(Data tied to figure images)
>> BEGIN
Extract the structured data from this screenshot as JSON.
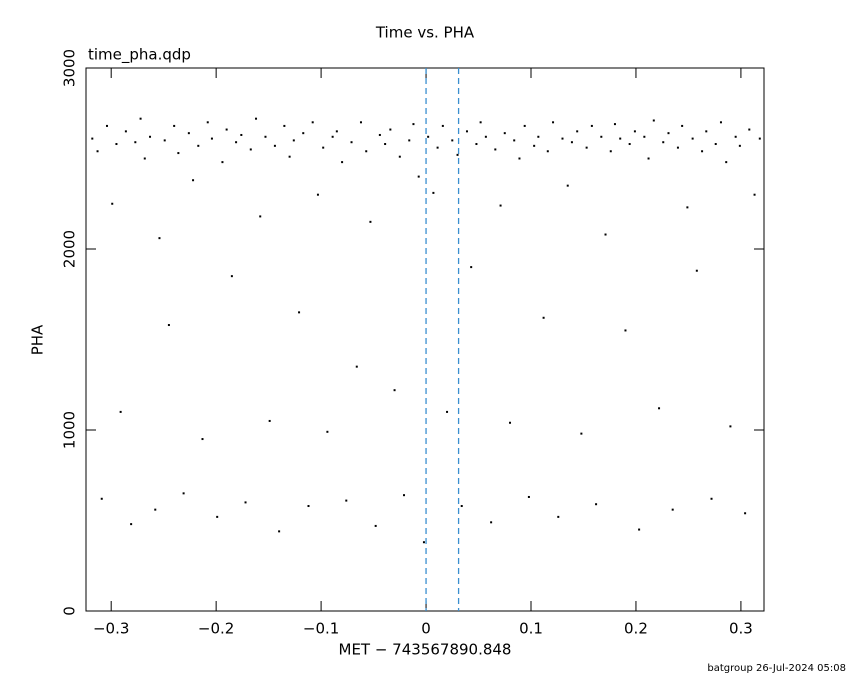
{
  "chart_data": {
    "type": "scatter",
    "title": "Time vs. PHA",
    "subtitle": "time_pha.qdp",
    "x_label": "MET − 743567890.848",
    "y_label": "PHA",
    "footer": "batgroup 26-Jul-2024 05:08",
    "color": "#000000",
    "vlines": [
      0,
      0.031
    ],
    "vline_color": "#3a8fd0",
    "xlim": [
      -0.324,
      0.322
    ],
    "ylim": [
      0,
      3000
    ],
    "xticks": [
      {
        "value": -0.3,
        "label": "−0.3"
      },
      {
        "value": -0.2,
        "label": "−0.2"
      },
      {
        "value": -0.1,
        "label": "−0.1"
      },
      0,
      0.1,
      0.2,
      0.3
    ],
    "yticks": [
      0,
      1000,
      2000,
      3000
    ],
    "x": [
      -0.318,
      -0.313,
      -0.309,
      -0.304,
      -0.299,
      -0.295,
      -0.291,
      -0.286,
      -0.281,
      -0.277,
      -0.272,
      -0.268,
      -0.263,
      -0.258,
      -0.254,
      -0.249,
      -0.245,
      -0.24,
      -0.236,
      -0.231,
      -0.226,
      -0.222,
      -0.217,
      -0.213,
      -0.208,
      -0.204,
      -0.199,
      -0.194,
      -0.19,
      -0.185,
      -0.181,
      -0.176,
      -0.172,
      -0.167,
      -0.162,
      -0.158,
      -0.153,
      -0.149,
      -0.144,
      -0.14,
      -0.135,
      -0.13,
      -0.126,
      -0.121,
      -0.117,
      -0.112,
      -0.108,
      -0.103,
      -0.098,
      -0.094,
      -0.089,
      -0.085,
      -0.08,
      -0.076,
      -0.071,
      -0.066,
      -0.062,
      -0.057,
      -0.053,
      -0.048,
      -0.044,
      -0.039,
      -0.034,
      -0.03,
      -0.025,
      -0.021,
      -0.016,
      -0.012,
      -0.007,
      -0.002,
      0.002,
      0.007,
      0.011,
      0.016,
      0.02,
      0.025,
      0.03,
      0.034,
      0.039,
      0.043,
      0.048,
      0.052,
      0.057,
      0.062,
      0.066,
      0.071,
      0.075,
      0.08,
      0.084,
      0.089,
      0.094,
      0.098,
      0.103,
      0.107,
      0.112,
      0.116,
      0.121,
      0.126,
      0.13,
      0.135,
      0.139,
      0.144,
      0.148,
      0.153,
      0.158,
      0.162,
      0.167,
      0.171,
      0.176,
      0.18,
      0.185,
      0.19,
      0.194,
      0.199,
      0.203,
      0.208,
      0.212,
      0.217,
      0.222,
      0.226,
      0.231,
      0.235,
      0.24,
      0.244,
      0.249,
      0.254,
      0.258,
      0.263,
      0.267,
      0.272,
      0.276,
      0.281,
      0.286,
      0.29,
      0.295,
      0.299,
      0.304,
      0.308,
      0.313,
      0.318
    ],
    "values": [
      2610,
      2540,
      620,
      2680,
      2250,
      2580,
      1100,
      2650,
      480,
      2590,
      2720,
      2500,
      2620,
      560,
      2060,
      2600,
      1580,
      2680,
      2530,
      650,
      2640,
      2380,
      2570,
      950,
      2700,
      2610,
      520,
      2480,
      2660,
      1850,
      2590,
      2630,
      600,
      2550,
      2720,
      2180,
      2620,
      1050,
      2570,
      440,
      2680,
      2510,
      2600,
      1650,
      2640,
      580,
      2700,
      2300,
      2560,
      990,
      2620,
      2650,
      2480,
      610,
      2590,
      1350,
      2700,
      2540,
      2150,
      470,
      2630,
      2580,
      2660,
      1220,
      2510,
      640,
      2600,
      2690,
      2400,
      380,
      2620,
      2310,
      2560,
      2680,
      1100,
      2600,
      2520,
      580,
      2650,
      1900,
      2580,
      2700,
      2620,
      490,
      2550,
      2240,
      2640,
      1040,
      2600,
      2500,
      2680,
      630,
      2570,
      2620,
      1620,
      2540,
      2700,
      520,
      2610,
      2350,
      2590,
      2650,
      980,
      2560,
      2680,
      590,
      2620,
      2080,
      2540,
      2690,
      2610,
      1550,
      2580,
      2650,
      450,
      2620,
      2500,
      2710,
      1120,
      2590,
      2640,
      560,
      2560,
      2680,
      2230,
      2610,
      1880,
      2540,
      2650,
      620,
      2580,
      2700,
      2480,
      1020,
      2620,
      2570,
      540,
      2660,
      2300,
      2610
    ]
  }
}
>> END
WRITTEN INSTRUCTION.
Reproduce each line exactly as it appears, omitting the pictures.

RESPONSE.
Extract the structured data from this screenshot as JSON.
{
  "chart_data": {
    "type": "scatter",
    "title": "Time vs. PHA",
    "subtitle": "time_pha.qdp",
    "x_label": "MET − 743567890.848",
    "y_label": "PHA",
    "footer": "batgroup 26-Jul-2024 05:08",
    "color": "#000000",
    "vlines": [
      0,
      0.031
    ],
    "vline_color": "#3a8fd0",
    "xlim": [
      -0.324,
      0.322
    ],
    "ylim": [
      0,
      3000
    ],
    "xticks": [
      {
        "value": -0.3,
        "label": "−0.3"
      },
      {
        "value": -0.2,
        "label": "−0.2"
      },
      {
        "value": -0.1,
        "label": "−0.1"
      },
      0,
      0.1,
      0.2,
      0.3
    ],
    "yticks": [
      0,
      1000,
      2000,
      3000
    ],
    "x": [
      -0.318,
      -0.313,
      -0.309,
      -0.304,
      -0.299,
      -0.295,
      -0.291,
      -0.286,
      -0.281,
      -0.277,
      -0.272,
      -0.268,
      -0.263,
      -0.258,
      -0.254,
      -0.249,
      -0.245,
      -0.24,
      -0.236,
      -0.231,
      -0.226,
      -0.222,
      -0.217,
      -0.213,
      -0.208,
      -0.204,
      -0.199,
      -0.194,
      -0.19,
      -0.185,
      -0.181,
      -0.176,
      -0.172,
      -0.167,
      -0.162,
      -0.158,
      -0.153,
      -0.149,
      -0.144,
      -0.14,
      -0.135,
      -0.13,
      -0.126,
      -0.121,
      -0.117,
      -0.112,
      -0.108,
      -0.103,
      -0.098,
      -0.094,
      -0.089,
      -0.085,
      -0.08,
      -0.076,
      -0.071,
      -0.066,
      -0.062,
      -0.057,
      -0.053,
      -0.048,
      -0.044,
      -0.039,
      -0.034,
      -0.03,
      -0.025,
      -0.021,
      -0.016,
      -0.012,
      -0.007,
      -0.002,
      0.002,
      0.007,
      0.011,
      0.016,
      0.02,
      0.025,
      0.03,
      0.034,
      0.039,
      0.043,
      0.048,
      0.052,
      0.057,
      0.062,
      0.066,
      0.071,
      0.075,
      0.08,
      0.084,
      0.089,
      0.094,
      0.098,
      0.103,
      0.107,
      0.112,
      0.116,
      0.121,
      0.126,
      0.13,
      0.135,
      0.139,
      0.144,
      0.148,
      0.153,
      0.158,
      0.162,
      0.167,
      0.171,
      0.176,
      0.18,
      0.185,
      0.19,
      0.194,
      0.199,
      0.203,
      0.208,
      0.212,
      0.217,
      0.222,
      0.226,
      0.231,
      0.235,
      0.24,
      0.244,
      0.249,
      0.254,
      0.258,
      0.263,
      0.267,
      0.272,
      0.276,
      0.281,
      0.286,
      0.29,
      0.295,
      0.299,
      0.304,
      0.308,
      0.313,
      0.318
    ],
    "values": [
      2610,
      2540,
      620,
      2680,
      2250,
      2580,
      1100,
      2650,
      480,
      2590,
      2720,
      2500,
      2620,
      560,
      2060,
      2600,
      1580,
      2680,
      2530,
      650,
      2640,
      2380,
      2570,
      950,
      2700,
      2610,
      520,
      2480,
      2660,
      1850,
      2590,
      2630,
      600,
      2550,
      2720,
      2180,
      2620,
      1050,
      2570,
      440,
      2680,
      2510,
      2600,
      1650,
      2640,
      580,
      2700,
      2300,
      2560,
      990,
      2620,
      2650,
      2480,
      610,
      2590,
      1350,
      2700,
      2540,
      2150,
      470,
      2630,
      2580,
      2660,
      1220,
      2510,
      640,
      2600,
      2690,
      2400,
      380,
      2620,
      2310,
      2560,
      2680,
      1100,
      2600,
      2520,
      580,
      2650,
      1900,
      2580,
      2700,
      2620,
      490,
      2550,
      2240,
      2640,
      1040,
      2600,
      2500,
      2680,
      630,
      2570,
      2620,
      1620,
      2540,
      2700,
      520,
      2610,
      2350,
      2590,
      2650,
      980,
      2560,
      2680,
      590,
      2620,
      2080,
      2540,
      2690,
      2610,
      1550,
      2580,
      2650,
      450,
      2620,
      2500,
      2710,
      1120,
      2590,
      2640,
      560,
      2560,
      2680,
      2230,
      2610,
      1880,
      2540,
      2650,
      620,
      2580,
      2700,
      2480,
      1020,
      2620,
      2570,
      540,
      2660,
      2300,
      2610
    ]
  }
}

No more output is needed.